— begin PROVIDED DATA —

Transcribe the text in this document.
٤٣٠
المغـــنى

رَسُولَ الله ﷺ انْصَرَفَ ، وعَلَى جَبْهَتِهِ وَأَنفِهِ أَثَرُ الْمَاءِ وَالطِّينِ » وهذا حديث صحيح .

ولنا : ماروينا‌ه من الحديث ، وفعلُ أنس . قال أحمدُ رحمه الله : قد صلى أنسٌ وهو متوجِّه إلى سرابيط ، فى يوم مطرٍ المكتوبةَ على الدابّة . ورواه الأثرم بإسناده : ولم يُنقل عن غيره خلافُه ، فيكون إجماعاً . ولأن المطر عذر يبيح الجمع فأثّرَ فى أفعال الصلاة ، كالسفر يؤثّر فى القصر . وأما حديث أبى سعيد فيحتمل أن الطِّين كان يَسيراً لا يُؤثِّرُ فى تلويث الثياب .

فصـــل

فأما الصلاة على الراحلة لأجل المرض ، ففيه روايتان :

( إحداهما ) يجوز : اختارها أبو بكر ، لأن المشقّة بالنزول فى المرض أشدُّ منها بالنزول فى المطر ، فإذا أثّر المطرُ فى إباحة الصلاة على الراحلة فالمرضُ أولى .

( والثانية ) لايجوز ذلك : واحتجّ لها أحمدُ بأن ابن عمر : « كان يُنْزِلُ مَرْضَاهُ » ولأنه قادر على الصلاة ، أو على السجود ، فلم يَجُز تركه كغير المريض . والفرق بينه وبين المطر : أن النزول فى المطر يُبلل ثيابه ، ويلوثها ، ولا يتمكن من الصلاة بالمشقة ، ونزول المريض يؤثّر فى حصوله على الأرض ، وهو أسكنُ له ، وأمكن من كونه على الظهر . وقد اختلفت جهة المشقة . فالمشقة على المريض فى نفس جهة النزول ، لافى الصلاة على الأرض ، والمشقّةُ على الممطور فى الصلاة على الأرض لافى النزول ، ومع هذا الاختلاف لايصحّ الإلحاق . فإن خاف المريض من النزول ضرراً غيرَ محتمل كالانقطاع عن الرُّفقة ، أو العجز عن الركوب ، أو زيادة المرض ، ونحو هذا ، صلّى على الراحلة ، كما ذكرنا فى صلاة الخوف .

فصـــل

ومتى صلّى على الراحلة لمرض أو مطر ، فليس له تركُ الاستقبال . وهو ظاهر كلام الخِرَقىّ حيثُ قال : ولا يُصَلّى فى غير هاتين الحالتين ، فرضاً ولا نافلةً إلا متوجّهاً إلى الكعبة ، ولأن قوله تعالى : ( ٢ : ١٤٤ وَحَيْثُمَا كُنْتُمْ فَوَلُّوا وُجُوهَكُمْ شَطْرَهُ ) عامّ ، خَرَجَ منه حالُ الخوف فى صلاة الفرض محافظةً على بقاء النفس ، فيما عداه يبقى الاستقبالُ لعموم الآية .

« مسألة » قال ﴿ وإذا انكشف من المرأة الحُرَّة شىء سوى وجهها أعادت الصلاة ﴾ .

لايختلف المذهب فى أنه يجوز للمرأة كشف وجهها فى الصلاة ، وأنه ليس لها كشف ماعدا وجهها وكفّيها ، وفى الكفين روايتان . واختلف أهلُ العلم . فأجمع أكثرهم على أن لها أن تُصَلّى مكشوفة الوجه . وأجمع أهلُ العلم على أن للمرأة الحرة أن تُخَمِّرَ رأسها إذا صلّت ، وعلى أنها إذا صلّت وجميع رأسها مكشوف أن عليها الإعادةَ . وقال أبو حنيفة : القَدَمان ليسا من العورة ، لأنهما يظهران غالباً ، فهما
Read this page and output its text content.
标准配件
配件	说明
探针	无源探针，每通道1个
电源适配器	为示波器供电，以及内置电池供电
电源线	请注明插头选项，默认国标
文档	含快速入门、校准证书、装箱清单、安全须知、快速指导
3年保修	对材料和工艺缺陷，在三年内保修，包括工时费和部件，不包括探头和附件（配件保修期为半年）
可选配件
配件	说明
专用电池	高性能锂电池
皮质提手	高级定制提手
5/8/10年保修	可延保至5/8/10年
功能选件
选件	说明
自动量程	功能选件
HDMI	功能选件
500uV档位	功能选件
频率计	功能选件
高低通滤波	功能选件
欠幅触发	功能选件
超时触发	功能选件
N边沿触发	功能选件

— end PROVIDED DATA —

WORK INSTRUCTIONS: Find the lines above that contain the word "الله" and collect them.

EXPECTED ANSWER:
رَسُولَ الله ﷺ انْصَرَفَ ، وعَلَى جَبْهَتِهِ وَأَنفِهِ أَثَرُ الْمَاءِ وَالطِّينِ » وهذا حديث صحيح .
ولنا : ماروينا‌ه من الحديث ، وفعلُ أنس . قال أحمدُ رحمه الله : قد صلى أنسٌ وهو متوجِّه إلى سرابيط ، فى يوم مطرٍ المكتوبةَ على الدابّة . ورواه الأثرم بإسناده : ولم يُنقل عن غيره خلافُه ، فيكون إجماعاً . ولأن المطر عذر يبيح الجمع فأثّرَ فى أفعال الصلاة ، كالسفر يؤثّر فى القصر . وأما حديث أبى سعيد فيحتمل أن الطِّين كان يَسيراً لا يُؤثِّرُ فى تلويث الثياب .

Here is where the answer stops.